> [Objective]
Please count the lines in the listing below where the word "rtacha" appears. Give the number only.

> [Data supplied]
__________________________________________________

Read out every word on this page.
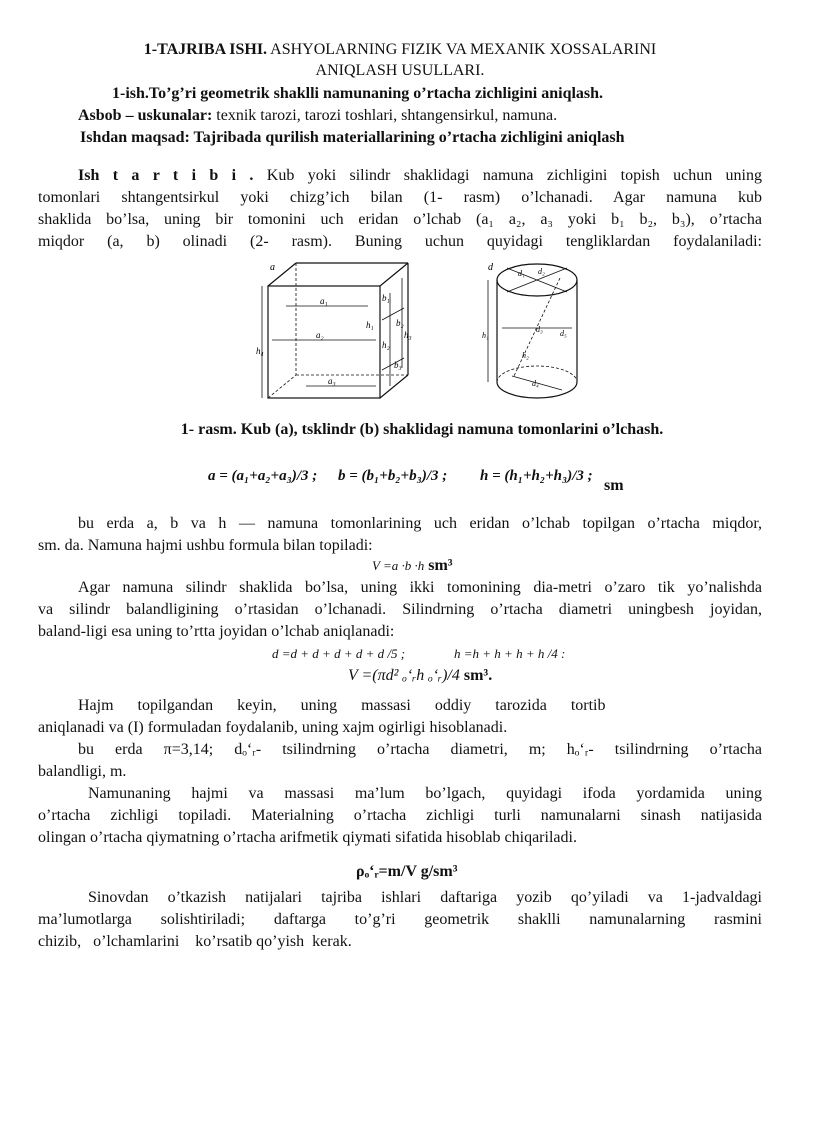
1-TAJRIBA ISHI. ASHYOLARNING FIZIK VA MEXANIK XOSSALARINI
ANIQLASH USULLARI.
1-ish.To’g’ri geometrik shaklli namunaning o’rtacha zichligini aniqlash.
Asbob – uskunalar: texnik tarozi, tarozi toshlari, shtangensirkul, namuna.
Ishdan maqsad: Tajribada qurilish materiallarining o’rtacha zichligini aniqlash
Ish t a r t i b i . Kub yoki silindr shaklidagi namuna zichligini topish uchun uning
tomonlari shtangentsirkul yoki chizg’ich bilan (1- rasm) o’lchanadi. Agar namuna kub
shaklida bo’lsa, uning bir tomonini uch eridan o’lchab (a₁ a₂, a₃ yoki b₁ b₂, b₃), o’rtacha
miqdor (a, b) olinadi (2- rasm). Buning uchun quyidagi tengliklardan foydalaniladi:
a
a₁
a₂
a₃
b₁
b₂
b₃
h₁
h₂
h₃
h₄
d
d₁ d₂
d₃
d₄
d₅
h₁
h₂
1- rasm. Kub (a), tsklindr (b) shaklidagi namuna tomonlarini o’lchash.
a = (a₁+a₂+a₃)/3 ; b = (b₁+b₂+b₃)/3 ; h = (h₁+h₂+h₃)/3 ;
sm
bu erda a, b va h — namuna tomonlarining uch eridan o’lchab topilgan o’rtacha miqdor,
sm. da. Namuna hajmi ushbu formula bilan topiladi:
V =a ·b ·h sm³
Agar namuna silindr shaklida bo’lsa, uning ikki tomonining dia-metri o’zaro tik yo’nalishda
va silindr balandligining o’rtasidan o’lchanadi. Silindrning o’rtacha diametri uningbesh joyidan,
baland-ligi esa uning to’rtta joyidan o’lchab aniqlanadi:
d =d + d + d + d + d /5 ;	h =h + h + h + h /4 :
V =(πd² ₒ‘ᵣh ₒ‘ᵣ)/4 sm³.
Hajm      topilgandan      keyin,      uning      massasi      oddiy      tarozida      tortib
aniqlanadi va (I) formuladan foydalanib, uning xajm ogirligi hisoblanadi.
bu erda π=3,14; dₒ‘ᵣ- tsilindrning o’rtacha diametri, m; hₒ‘ᵣ- tsilindrning o’rtacha
balandligi, m.
Namunaning hajmi va massasi ma’lum bo’lgach, quyidagi ifoda yordamida uning
o’rtacha zichligi topiladi. Materialning o’rtacha zichligi turli namunalarni sinash natijasida
olingan o’rtacha qiymatning o’rtacha arifmetik qiymati sifatida hisoblab chiqariladi.
ρₒ‘ᵣ=m/V g/sm³
Sinovdan o’tkazish natijalari tajriba ishlari daftariga yozib qo’yiladi va 1-jadvaldagi
ma’lumotlarga solishtiriladi; daftarga to’g’ri geometrik shaklli namunalarning rasmini
chizib,   o’lchamlarini    ko’rsatib qo’yish  kerak.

__________________________________________________

> [Expected output]
8